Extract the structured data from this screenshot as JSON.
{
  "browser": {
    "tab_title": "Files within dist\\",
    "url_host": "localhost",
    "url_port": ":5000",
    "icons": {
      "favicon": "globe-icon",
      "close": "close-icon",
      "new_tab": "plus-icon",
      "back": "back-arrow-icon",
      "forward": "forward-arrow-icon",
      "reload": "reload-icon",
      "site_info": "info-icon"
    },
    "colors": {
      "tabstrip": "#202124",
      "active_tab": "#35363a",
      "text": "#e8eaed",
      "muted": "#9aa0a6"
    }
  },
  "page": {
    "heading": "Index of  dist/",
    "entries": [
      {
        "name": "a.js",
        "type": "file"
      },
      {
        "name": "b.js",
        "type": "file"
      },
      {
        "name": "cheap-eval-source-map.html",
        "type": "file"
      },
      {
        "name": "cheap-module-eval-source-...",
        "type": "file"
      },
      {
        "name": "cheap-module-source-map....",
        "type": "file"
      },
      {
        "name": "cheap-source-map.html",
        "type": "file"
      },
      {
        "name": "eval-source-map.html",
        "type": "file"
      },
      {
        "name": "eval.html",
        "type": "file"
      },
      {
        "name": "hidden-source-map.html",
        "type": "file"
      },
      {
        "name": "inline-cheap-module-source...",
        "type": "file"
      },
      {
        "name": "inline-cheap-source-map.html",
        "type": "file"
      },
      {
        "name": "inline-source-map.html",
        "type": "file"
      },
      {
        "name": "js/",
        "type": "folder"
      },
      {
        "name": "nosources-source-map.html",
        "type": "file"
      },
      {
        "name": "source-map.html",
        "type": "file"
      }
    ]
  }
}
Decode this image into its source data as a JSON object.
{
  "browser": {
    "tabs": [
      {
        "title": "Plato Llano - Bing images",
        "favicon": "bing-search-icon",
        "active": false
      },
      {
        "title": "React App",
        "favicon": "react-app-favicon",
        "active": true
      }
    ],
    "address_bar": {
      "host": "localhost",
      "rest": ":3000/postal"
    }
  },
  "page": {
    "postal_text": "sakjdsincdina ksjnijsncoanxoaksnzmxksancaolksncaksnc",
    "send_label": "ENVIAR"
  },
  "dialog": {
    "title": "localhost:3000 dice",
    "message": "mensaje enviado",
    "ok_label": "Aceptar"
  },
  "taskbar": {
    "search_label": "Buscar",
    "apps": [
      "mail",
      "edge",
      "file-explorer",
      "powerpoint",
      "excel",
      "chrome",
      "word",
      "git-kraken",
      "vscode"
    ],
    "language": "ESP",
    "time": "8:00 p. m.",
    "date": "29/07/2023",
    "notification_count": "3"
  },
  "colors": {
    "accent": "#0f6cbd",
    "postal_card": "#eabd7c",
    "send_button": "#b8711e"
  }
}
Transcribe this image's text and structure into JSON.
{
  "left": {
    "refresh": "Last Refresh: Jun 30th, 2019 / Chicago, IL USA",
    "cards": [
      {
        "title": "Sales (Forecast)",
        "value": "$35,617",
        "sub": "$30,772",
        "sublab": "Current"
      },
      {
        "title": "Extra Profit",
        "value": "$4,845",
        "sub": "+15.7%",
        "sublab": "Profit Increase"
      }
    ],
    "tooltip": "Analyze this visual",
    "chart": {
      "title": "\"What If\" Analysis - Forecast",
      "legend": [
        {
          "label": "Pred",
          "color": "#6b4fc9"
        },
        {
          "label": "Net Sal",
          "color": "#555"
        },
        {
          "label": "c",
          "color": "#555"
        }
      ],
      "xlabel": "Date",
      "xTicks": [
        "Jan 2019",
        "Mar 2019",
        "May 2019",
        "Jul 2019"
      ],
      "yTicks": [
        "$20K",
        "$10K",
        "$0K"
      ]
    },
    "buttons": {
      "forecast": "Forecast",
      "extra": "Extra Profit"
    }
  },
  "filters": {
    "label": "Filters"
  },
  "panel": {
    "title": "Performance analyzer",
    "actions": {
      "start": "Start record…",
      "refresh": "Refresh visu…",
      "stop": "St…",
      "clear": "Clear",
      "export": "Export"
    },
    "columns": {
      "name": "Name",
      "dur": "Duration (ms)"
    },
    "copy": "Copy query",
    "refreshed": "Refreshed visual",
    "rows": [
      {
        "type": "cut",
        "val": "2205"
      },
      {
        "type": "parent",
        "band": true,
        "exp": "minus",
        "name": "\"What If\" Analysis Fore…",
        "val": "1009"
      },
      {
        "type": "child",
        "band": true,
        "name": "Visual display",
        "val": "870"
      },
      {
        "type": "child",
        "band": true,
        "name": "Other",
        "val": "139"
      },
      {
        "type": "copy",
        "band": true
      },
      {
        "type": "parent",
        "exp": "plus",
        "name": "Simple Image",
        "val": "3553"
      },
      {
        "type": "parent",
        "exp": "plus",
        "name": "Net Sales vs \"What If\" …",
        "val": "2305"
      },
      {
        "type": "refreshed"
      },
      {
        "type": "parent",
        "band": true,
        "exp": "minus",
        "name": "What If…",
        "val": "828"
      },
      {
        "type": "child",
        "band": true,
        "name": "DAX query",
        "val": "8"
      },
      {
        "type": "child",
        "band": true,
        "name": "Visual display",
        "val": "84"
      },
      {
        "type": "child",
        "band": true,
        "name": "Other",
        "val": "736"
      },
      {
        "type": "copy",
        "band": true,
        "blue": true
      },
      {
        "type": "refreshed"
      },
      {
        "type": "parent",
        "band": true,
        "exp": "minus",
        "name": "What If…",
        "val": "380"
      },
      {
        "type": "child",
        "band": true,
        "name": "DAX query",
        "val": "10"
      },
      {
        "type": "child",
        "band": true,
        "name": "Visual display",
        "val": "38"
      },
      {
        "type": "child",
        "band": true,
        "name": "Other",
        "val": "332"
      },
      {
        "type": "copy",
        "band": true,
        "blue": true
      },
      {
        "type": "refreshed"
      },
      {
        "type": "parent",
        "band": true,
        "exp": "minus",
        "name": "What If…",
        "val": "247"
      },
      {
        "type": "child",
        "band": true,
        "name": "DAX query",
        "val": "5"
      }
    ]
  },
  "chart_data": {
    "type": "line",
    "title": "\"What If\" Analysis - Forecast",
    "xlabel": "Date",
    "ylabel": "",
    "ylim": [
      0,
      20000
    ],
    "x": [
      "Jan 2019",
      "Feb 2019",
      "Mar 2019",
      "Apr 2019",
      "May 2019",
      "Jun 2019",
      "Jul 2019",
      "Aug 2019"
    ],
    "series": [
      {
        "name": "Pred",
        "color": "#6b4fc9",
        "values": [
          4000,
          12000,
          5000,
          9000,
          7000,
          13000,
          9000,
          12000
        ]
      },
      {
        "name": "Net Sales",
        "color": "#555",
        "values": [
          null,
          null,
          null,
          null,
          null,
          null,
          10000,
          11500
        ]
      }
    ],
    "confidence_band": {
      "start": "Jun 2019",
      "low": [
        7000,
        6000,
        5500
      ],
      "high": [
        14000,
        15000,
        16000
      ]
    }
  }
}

WORK INSTRUCTIONS: Reproduce the data, keeping every line exactly the same.

RESULT OF THIS EXERCISE:
Extract the structured data from this screenshot as JSON.
{
  "browser": {
    "tab_title": "Files within dist\\",
    "url_host": "localhost",
    "url_port": ":5000",
    "icons": {
      "favicon": "globe-icon",
      "close": "close-icon",
      "new_tab": "plus-icon",
      "back": "back-arrow-icon",
      "forward": "forward-arrow-icon",
      "reload": "reload-icon",
      "site_info": "info-icon"
    },
    "colors": {
      "tabstrip": "#202124",
      "active_tab": "#35363a",
      "text": "#e8eaed",
      "muted": "#9aa0a6"
    }
  },
  "page": {
    "heading": "Index of  dist/",
    "entries": [
      {
        "name": "a.js",
        "type": "file"
      },
      {
        "name": "b.js",
        "type": "file"
      },
      {
        "name": "cheap-eval-source-map.html",
        "type": "file"
      },
      {
        "name": "cheap-module-eval-source-...",
        "type": "file"
      },
      {
        "name": "cheap-module-source-map....",
        "type": "file"
      },
      {
        "name": "cheap-source-map.html",
        "type": "file"
      },
      {
        "name": "eval-source-map.html",
        "type": "file"
      },
      {
        "name": "eval.html",
        "type": "file"
      },
      {
        "name": "hidden-source-map.html",
        "type": "file"
      },
      {
        "name": "inline-cheap-module-source...",
        "type": "file"
      },
      {
        "name": "inline-cheap-source-map.html",
        "type": "file"
      },
      {
        "name": "inline-source-map.html",
        "type": "file"
      },
      {
        "name": "js/",
        "type": "folder"
      },
      {
        "name": "nosources-source-map.html",
        "type": "file"
      },
      {
        "name": "source-map.html",
        "type": "file"
      }
    ]
  }
}
Decode this image into its source data as a JSON object.
{
  "browser": {
    "tabs": [
      {
        "title": "Plato Llano - Bing images",
        "favicon": "bing-search-icon",
        "active": false
      },
      {
        "title": "React App",
        "favicon": "react-app-favicon",
        "active": true
      }
    ],
    "address_bar": {
      "host": "localhost",
      "rest": ":3000/postal"
    }
  },
  "page": {
    "postal_text": "sakjdsincdina ksjnijsncoanxoaksnzmxksancaolksncaksnc",
    "send_label": "ENVIAR"
  },
  "dialog": {
    "title": "localhost:3000 dice",
    "message": "mensaje enviado",
    "ok_label": "Aceptar"
  },
  "taskbar": {
    "search_label": "Buscar",
    "apps": [
      "mail",
      "edge",
      "file-explorer",
      "powerpoint",
      "excel",
      "chrome",
      "word",
      "git-kraken",
      "vscode"
    ],
    "language": "ESP",
    "time": "8:00 p. m.",
    "date": "29/07/2023",
    "notification_count": "3"
  },
  "colors": {
    "accent": "#0f6cbd",
    "postal_card": "#eabd7c",
    "send_button": "#b8711e"
  }
}
Transcribe this image's text and structure into JSON.
{
  "left": {
    "refresh": "Last Refresh: Jun 30th, 2019 / Chicago, IL USA",
    "cards": [
      {
        "title": "Sales (Forecast)",
        "value": "$35,617",
        "sub": "$30,772",
        "sublab": "Current"
      },
      {
        "title": "Extra Profit",
        "value": "$4,845",
        "sub": "+15.7%",
        "sublab": "Profit Increase"
      }
    ],
    "tooltip": "Analyze this visual",
    "chart": {
      "title": "\"What If\" Analysis - Forecast",
      "legend": [
        {
          "label": "Pred",
          "color": "#6b4fc9"
        },
        {
          "label": "Net Sal",
          "color": "#555"
        },
        {
          "label": "c",
          "color": "#555"
        }
      ],
      "xlabel": "Date",
      "xTicks": [
        "Jan 2019",
        "Mar 2019",
        "May 2019",
        "Jul 2019"
      ],
      "yTicks": [
        "$20K",
        "$10K",
        "$0K"
      ]
    },
    "buttons": {
      "forecast": "Forecast",
      "extra": "Extra Profit"
    }
  },
  "filters": {
    "label": "Filters"
  },
  "panel": {
    "title": "Performance analyzer",
    "actions": {
      "start": "Start record…",
      "refresh": "Refresh visu…",
      "stop": "St…",
      "clear": "Clear",
      "export": "Export"
    },
    "columns": {
      "name": "Name",
      "dur": "Duration (ms)"
    },
    "copy": "Copy query",
    "refreshed": "Refreshed visual",
    "rows": [
      {
        "type": "cut",
        "val": "2205"
      },
      {
        "type": "parent",
        "band": true,
        "exp": "minus",
        "name": "\"What If\" Analysis Fore…",
        "val": "1009"
      },
      {
        "type": "child",
        "band": true,
        "name": "Visual display",
        "val": "870"
      },
      {
        "type": "child",
        "band": true,
        "name": "Other",
        "val": "139"
      },
      {
        "type": "copy",
        "band": true
      },
      {
        "type": "parent",
        "exp": "plus",
        "name": "Simple Image",
        "val": "3553"
      },
      {
        "type": "parent",
        "exp": "plus",
        "name": "Net Sales vs \"What If\" …",
        "val": "2305"
      },
      {
        "type": "refreshed"
      },
      {
        "type": "parent",
        "band": true,
        "exp": "minus",
        "name": "What If…",
        "val": "828"
      },
      {
        "type": "child",
        "band": true,
        "name": "DAX query",
        "val": "8"
      },
      {
        "type": "child",
        "band": true,
        "name": "Visual display",
        "val": "84"
      },
      {
        "type": "child",
        "band": true,
        "name": "Other",
        "val": "736"
      },
      {
        "type": "copy",
        "band": true,
        "blue": true
      },
      {
        "type": "refreshed"
      },
      {
        "type": "parent",
        "band": true,
        "exp": "minus",
        "name": "What If…",
        "val": "380"
      },
      {
        "type": "child",
        "band": true,
        "name": "DAX query",
        "val": "10"
      },
      {
        "type": "child",
        "band": true,
        "name": "Visual display",
        "val": "38"
      },
      {
        "type": "child",
        "band": true,
        "name": "Other",
        "val": "332"
      },
      {
        "type": "copy",
        "band": true,
        "blue": true
      },
      {
        "type": "refreshed"
      },
      {
        "type": "parent",
        "band": true,
        "exp": "minus",
        "name": "What If…",
        "val": "247"
      },
      {
        "type": "child",
        "band": true,
        "name": "DAX query",
        "val": "5"
      }
    ]
  },
  "chart_data": {
    "type": "line",
    "title": "\"What If\" Analysis - Forecast",
    "xlabel": "Date",
    "ylabel": "",
    "ylim": [
      0,
      20000
    ],
    "x": [
      "Jan 2019",
      "Feb 2019",
      "Mar 2019",
      "Apr 2019",
      "May 2019",
      "Jun 2019",
      "Jul 2019",
      "Aug 2019"
    ],
    "series": [
      {
        "name": "Pred",
        "color": "#6b4fc9",
        "values": [
          4000,
          12000,
          5000,
          9000,
          7000,
          13000,
          9000,
          12000
        ]
      },
      {
        "name": "Net Sales",
        "color": "#555",
        "values": [
          null,
          null,
          null,
          null,
          null,
          null,
          10000,
          11500
        ]
      }
    ],
    "confidence_band": {
      "start": "Jun 2019",
      "low": [
        7000,
        6000,
        5500
      ],
      "high": [
        14000,
        15000,
        16000
      ]
    }
  }
}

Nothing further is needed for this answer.